Task brief
Without the images, write out the whole listing exactly.

----------------

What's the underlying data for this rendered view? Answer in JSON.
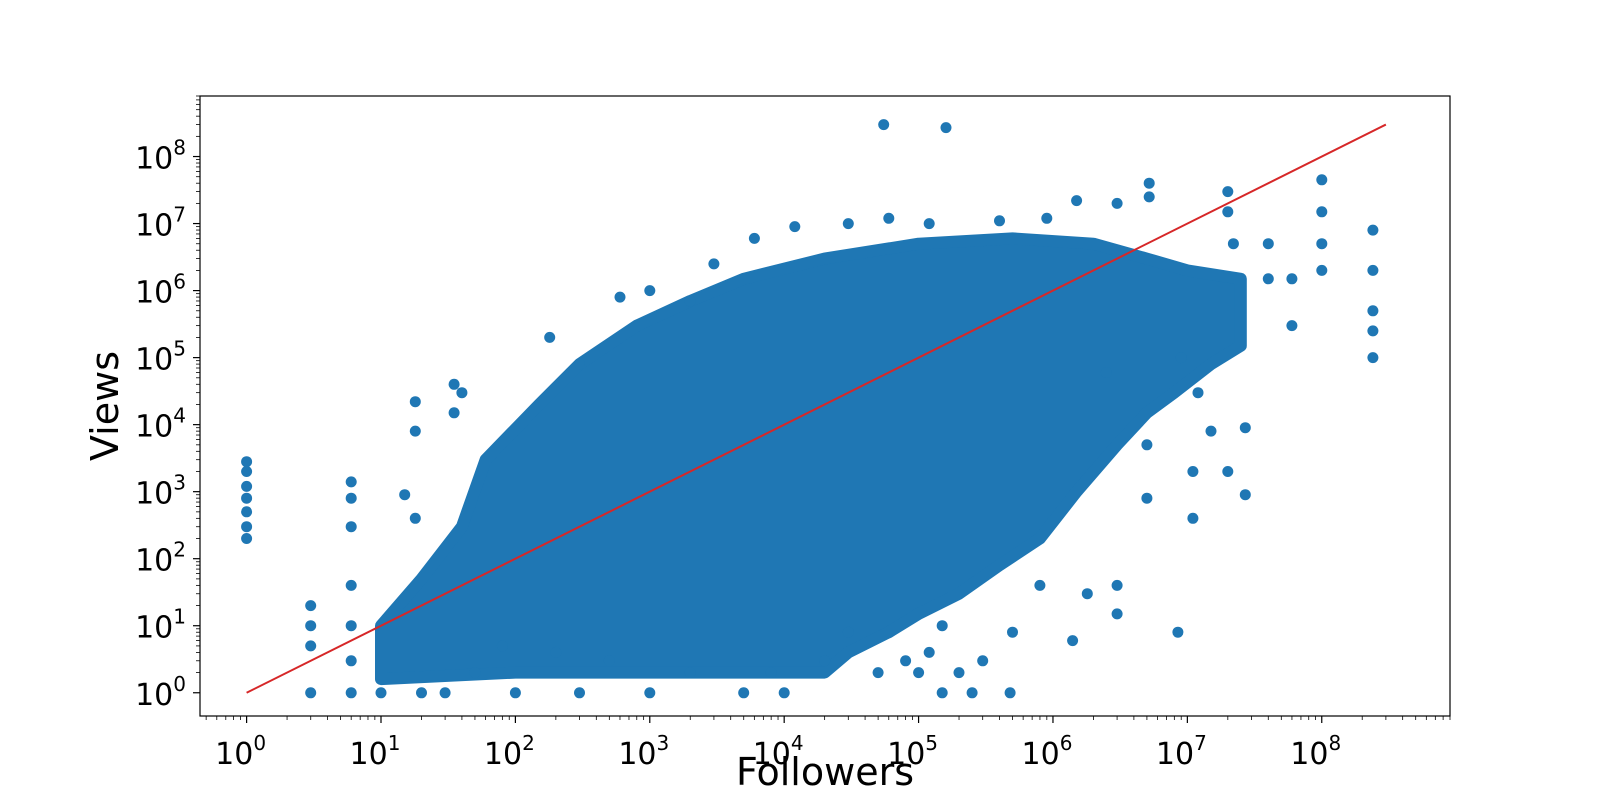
{
  "chart_data": {
    "type": "scatter",
    "title": "",
    "xlabel": "Followers",
    "ylabel": "Views",
    "x_scale": "log",
    "y_scale": "log",
    "xlim": [
      0.45,
      900000000
    ],
    "ylim": [
      0.45,
      800000000
    ],
    "x_ticks": [
      {
        "base": "10",
        "exp": "0",
        "value": 1
      },
      {
        "base": "10",
        "exp": "1",
        "value": 10
      },
      {
        "base": "10",
        "exp": "2",
        "value": 100
      },
      {
        "base": "10",
        "exp": "3",
        "value": 1000
      },
      {
        "base": "10",
        "exp": "4",
        "value": 10000
      },
      {
        "base": "10",
        "exp": "5",
        "value": 100000
      },
      {
        "base": "10",
        "exp": "6",
        "value": 1000000
      },
      {
        "base": "10",
        "exp": "7",
        "value": 10000000
      },
      {
        "base": "10",
        "exp": "8",
        "value": 100000000
      }
    ],
    "y_ticks": [
      {
        "base": "10",
        "exp": "0",
        "value": 1
      },
      {
        "base": "10",
        "exp": "1",
        "value": 10
      },
      {
        "base": "10",
        "exp": "2",
        "value": 100
      },
      {
        "base": "10",
        "exp": "3",
        "value": 1000
      },
      {
        "base": "10",
        "exp": "4",
        "value": 10000
      },
      {
        "base": "10",
        "exp": "5",
        "value": 100000
      },
      {
        "base": "10",
        "exp": "6",
        "value": 1000000
      },
      {
        "base": "10",
        "exp": "7",
        "value": 10000000
      },
      {
        "base": "10",
        "exp": "8",
        "value": 100000000
      }
    ],
    "grid": false,
    "legend": "none",
    "series": [
      {
        "kind": "scatter",
        "color": "#1f77b4",
        "points": [
          [
            1,
            2800
          ],
          [
            1,
            2000
          ],
          [
            1,
            1200
          ],
          [
            1,
            800
          ],
          [
            1,
            500
          ],
          [
            1,
            300
          ],
          [
            1,
            200
          ],
          [
            3,
            20
          ],
          [
            3,
            10
          ],
          [
            3,
            5
          ],
          [
            3,
            1
          ],
          [
            6,
            1400
          ],
          [
            6,
            800
          ],
          [
            6,
            300
          ],
          [
            6,
            40
          ],
          [
            6,
            10
          ],
          [
            6,
            3
          ],
          [
            6,
            1
          ],
          [
            10,
            1
          ],
          [
            15,
            900
          ],
          [
            18,
            22000
          ],
          [
            18,
            8000
          ],
          [
            18,
            400
          ],
          [
            35,
            40000
          ],
          [
            35,
            15000
          ],
          [
            40,
            30000
          ],
          [
            300,
            80000
          ],
          [
            180,
            200000
          ],
          [
            600,
            800000
          ],
          [
            1000,
            1000000
          ],
          [
            2000,
            700000
          ],
          [
            3000,
            2500000
          ],
          [
            6000,
            6000000
          ],
          [
            12000,
            9000000
          ],
          [
            30000,
            10000000
          ],
          [
            60000,
            12000000
          ],
          [
            120000,
            10000000
          ],
          [
            55000,
            300000000
          ],
          [
            160000,
            270000000
          ],
          [
            400000,
            11000000
          ],
          [
            900000,
            12000000
          ],
          [
            1500000,
            22000000
          ],
          [
            3000000,
            20000000
          ],
          [
            5200000,
            40000000
          ],
          [
            5200000,
            25000000
          ],
          [
            20000000,
            30000000
          ],
          [
            20000000,
            15000000
          ],
          [
            22000000,
            5000000
          ],
          [
            40000000,
            5000000
          ],
          [
            40000000,
            1500000
          ],
          [
            60000000,
            1500000
          ],
          [
            60000000,
            300000
          ],
          [
            100000000,
            45000000
          ],
          [
            100000000,
            15000000
          ],
          [
            100000000,
            5000000
          ],
          [
            100000000,
            2000000
          ],
          [
            240000000,
            8000000
          ],
          [
            240000000,
            2000000
          ],
          [
            240000000,
            500000
          ],
          [
            240000000,
            250000
          ],
          [
            240000000,
            100000
          ],
          [
            27000000,
            9000
          ],
          [
            27000000,
            900
          ],
          [
            8500000,
            8
          ],
          [
            1400000,
            6
          ],
          [
            480000,
            1
          ],
          [
            3000000,
            40
          ],
          [
            3000000,
            15
          ],
          [
            800000,
            40
          ],
          [
            1800000,
            30
          ],
          [
            500000,
            8
          ],
          [
            11000000,
            400
          ],
          [
            11000000,
            2000
          ],
          [
            20000000,
            2000
          ],
          [
            5000000,
            800
          ],
          [
            5000000,
            5000
          ],
          [
            12000000,
            30000
          ],
          [
            15000000,
            8000
          ],
          [
            9000000,
            100000
          ],
          [
            2500000,
            60000
          ],
          [
            150000,
            10
          ],
          [
            120000,
            4
          ],
          [
            80000,
            3
          ],
          [
            30000,
            8
          ],
          [
            20000,
            3
          ],
          [
            10000,
            1
          ],
          [
            5000,
            1
          ],
          [
            1000,
            1
          ],
          [
            300,
            1
          ],
          [
            100,
            1
          ],
          [
            30,
            1
          ],
          [
            20,
            1
          ],
          [
            50,
            2
          ],
          [
            80,
            5
          ],
          [
            200,
            4
          ],
          [
            500,
            3
          ],
          [
            2000,
            2
          ],
          [
            8000,
            2
          ],
          [
            50000,
            2
          ],
          [
            100000,
            2
          ],
          [
            200000,
            2
          ],
          [
            300000,
            3
          ],
          [
            250000,
            1
          ],
          [
            150000,
            1
          ]
        ]
      },
      {
        "kind": "line",
        "color": "#d62728",
        "points": [
          [
            1,
            1
          ],
          [
            300000000,
            300000000
          ]
        ]
      }
    ],
    "dense_region": {
      "description_hidden": true,
      "polygon": [
        [
          10,
          1.6
        ],
        [
          10,
          10
        ],
        [
          20,
          50
        ],
        [
          40,
          300
        ],
        [
          60,
          3000
        ],
        [
          150,
          20000
        ],
        [
          300,
          80000
        ],
        [
          800,
          300000
        ],
        [
          2000,
          700000
        ],
        [
          5000,
          1500000
        ],
        [
          20000,
          3000000
        ],
        [
          100000,
          5000000
        ],
        [
          500000,
          6000000
        ],
        [
          2000000,
          5000000
        ],
        [
          5000000,
          3000000
        ],
        [
          10000000,
          2000000
        ],
        [
          25000000,
          1500000
        ],
        [
          25000000,
          150000
        ],
        [
          15000000,
          80000
        ],
        [
          8000000,
          30000
        ],
        [
          5000000,
          15000
        ],
        [
          3000000,
          5000
        ],
        [
          1500000,
          1000
        ],
        [
          800000,
          200
        ],
        [
          400000,
          80
        ],
        [
          200000,
          30
        ],
        [
          100000,
          15
        ],
        [
          60000,
          8
        ],
        [
          30000,
          4
        ],
        [
          20000,
          2
        ],
        [
          3000,
          2
        ],
        [
          500,
          2
        ],
        [
          100,
          2
        ],
        [
          10,
          1.6
        ]
      ]
    }
  }
}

----------------

Exercise output
What's the underlying data for this rendered view? Answer in JSON.
{
  "chart_data": {
    "type": "scatter",
    "title": "",
    "xlabel": "Followers",
    "ylabel": "Views",
    "x_scale": "log",
    "y_scale": "log",
    "xlim": [
      0.45,
      900000000
    ],
    "ylim": [
      0.45,
      800000000
    ],
    "x_ticks": [
      {
        "base": "10",
        "exp": "0",
        "value": 1
      },
      {
        "base": "10",
        "exp": "1",
        "value": 10
      },
      {
        "base": "10",
        "exp": "2",
        "value": 100
      },
      {
        "base": "10",
        "exp": "3",
        "value": 1000
      },
      {
        "base": "10",
        "exp": "4",
        "value": 10000
      },
      {
        "base": "10",
        "exp": "5",
        "value": 100000
      },
      {
        "base": "10",
        "exp": "6",
        "value": 1000000
      },
      {
        "base": "10",
        "exp": "7",
        "value": 10000000
      },
      {
        "base": "10",
        "exp": "8",
        "value": 100000000
      }
    ],
    "y_ticks": [
      {
        "base": "10",
        "exp": "0",
        "value": 1
      },
      {
        "base": "10",
        "exp": "1",
        "value": 10
      },
      {
        "base": "10",
        "exp": "2",
        "value": 100
      },
      {
        "base": "10",
        "exp": "3",
        "value": 1000
      },
      {
        "base": "10",
        "exp": "4",
        "value": 10000
      },
      {
        "base": "10",
        "exp": "5",
        "value": 100000
      },
      {
        "base": "10",
        "exp": "6",
        "value": 1000000
      },
      {
        "base": "10",
        "exp": "7",
        "value": 10000000
      },
      {
        "base": "10",
        "exp": "8",
        "value": 100000000
      }
    ],
    "grid": false,
    "legend": "none",
    "series": [
      {
        "kind": "scatter",
        "color": "#1f77b4",
        "points": [
          [
            1,
            2800
          ],
          [
            1,
            2000
          ],
          [
            1,
            1200
          ],
          [
            1,
            800
          ],
          [
            1,
            500
          ],
          [
            1,
            300
          ],
          [
            1,
            200
          ],
          [
            3,
            20
          ],
          [
            3,
            10
          ],
          [
            3,
            5
          ],
          [
            3,
            1
          ],
          [
            6,
            1400
          ],
          [
            6,
            800
          ],
          [
            6,
            300
          ],
          [
            6,
            40
          ],
          [
            6,
            10
          ],
          [
            6,
            3
          ],
          [
            6,
            1
          ],
          [
            10,
            1
          ],
          [
            15,
            900
          ],
          [
            18,
            22000
          ],
          [
            18,
            8000
          ],
          [
            18,
            400
          ],
          [
            35,
            40000
          ],
          [
            35,
            15000
          ],
          [
            40,
            30000
          ],
          [
            300,
            80000
          ],
          [
            180,
            200000
          ],
          [
            600,
            800000
          ],
          [
            1000,
            1000000
          ],
          [
            2000,
            700000
          ],
          [
            3000,
            2500000
          ],
          [
            6000,
            6000000
          ],
          [
            12000,
            9000000
          ],
          [
            30000,
            10000000
          ],
          [
            60000,
            12000000
          ],
          [
            120000,
            10000000
          ],
          [
            55000,
            300000000
          ],
          [
            160000,
            270000000
          ],
          [
            400000,
            11000000
          ],
          [
            900000,
            12000000
          ],
          [
            1500000,
            22000000
          ],
          [
            3000000,
            20000000
          ],
          [
            5200000,
            40000000
          ],
          [
            5200000,
            25000000
          ],
          [
            20000000,
            30000000
          ],
          [
            20000000,
            15000000
          ],
          [
            22000000,
            5000000
          ],
          [
            40000000,
            5000000
          ],
          [
            40000000,
            1500000
          ],
          [
            60000000,
            1500000
          ],
          [
            60000000,
            300000
          ],
          [
            100000000,
            45000000
          ],
          [
            100000000,
            15000000
          ],
          [
            100000000,
            5000000
          ],
          [
            100000000,
            2000000
          ],
          [
            240000000,
            8000000
          ],
          [
            240000000,
            2000000
          ],
          [
            240000000,
            500000
          ],
          [
            240000000,
            250000
          ],
          [
            240000000,
            100000
          ],
          [
            27000000,
            9000
          ],
          [
            27000000,
            900
          ],
          [
            8500000,
            8
          ],
          [
            1400000,
            6
          ],
          [
            480000,
            1
          ],
          [
            3000000,
            40
          ],
          [
            3000000,
            15
          ],
          [
            800000,
            40
          ],
          [
            1800000,
            30
          ],
          [
            500000,
            8
          ],
          [
            11000000,
            400
          ],
          [
            11000000,
            2000
          ],
          [
            20000000,
            2000
          ],
          [
            5000000,
            800
          ],
          [
            5000000,
            5000
          ],
          [
            12000000,
            30000
          ],
          [
            15000000,
            8000
          ],
          [
            9000000,
            100000
          ],
          [
            2500000,
            60000
          ],
          [
            150000,
            10
          ],
          [
            120000,
            4
          ],
          [
            80000,
            3
          ],
          [
            30000,
            8
          ],
          [
            20000,
            3
          ],
          [
            10000,
            1
          ],
          [
            5000,
            1
          ],
          [
            1000,
            1
          ],
          [
            300,
            1
          ],
          [
            100,
            1
          ],
          [
            30,
            1
          ],
          [
            20,
            1
          ],
          [
            50,
            2
          ],
          [
            80,
            5
          ],
          [
            200,
            4
          ],
          [
            500,
            3
          ],
          [
            2000,
            2
          ],
          [
            8000,
            2
          ],
          [
            50000,
            2
          ],
          [
            100000,
            2
          ],
          [
            200000,
            2
          ],
          [
            300000,
            3
          ],
          [
            250000,
            1
          ],
          [
            150000,
            1
          ]
        ]
      },
      {
        "kind": "line",
        "color": "#d62728",
        "points": [
          [
            1,
            1
          ],
          [
            300000000,
            300000000
          ]
        ]
      }
    ],
    "dense_region": {
      "description_hidden": true,
      "polygon": [
        [
          10,
          1.6
        ],
        [
          10,
          10
        ],
        [
          20,
          50
        ],
        [
          40,
          300
        ],
        [
          60,
          3000
        ],
        [
          150,
          20000
        ],
        [
          300,
          80000
        ],
        [
          800,
          300000
        ],
        [
          2000,
          700000
        ],
        [
          5000,
          1500000
        ],
        [
          20000,
          3000000
        ],
        [
          100000,
          5000000
        ],
        [
          500000,
          6000000
        ],
        [
          2000000,
          5000000
        ],
        [
          5000000,
          3000000
        ],
        [
          10000000,
          2000000
        ],
        [
          25000000,
          1500000
        ],
        [
          25000000,
          150000
        ],
        [
          15000000,
          80000
        ],
        [
          8000000,
          30000
        ],
        [
          5000000,
          15000
        ],
        [
          3000000,
          5000
        ],
        [
          1500000,
          1000
        ],
        [
          800000,
          200
        ],
        [
          400000,
          80
        ],
        [
          200000,
          30
        ],
        [
          100000,
          15
        ],
        [
          60000,
          8
        ],
        [
          30000,
          4
        ],
        [
          20000,
          2
        ],
        [
          3000,
          2
        ],
        [
          500,
          2
        ],
        [
          100,
          2
        ],
        [
          10,
          1.6
        ]
      ]
    }
  }
}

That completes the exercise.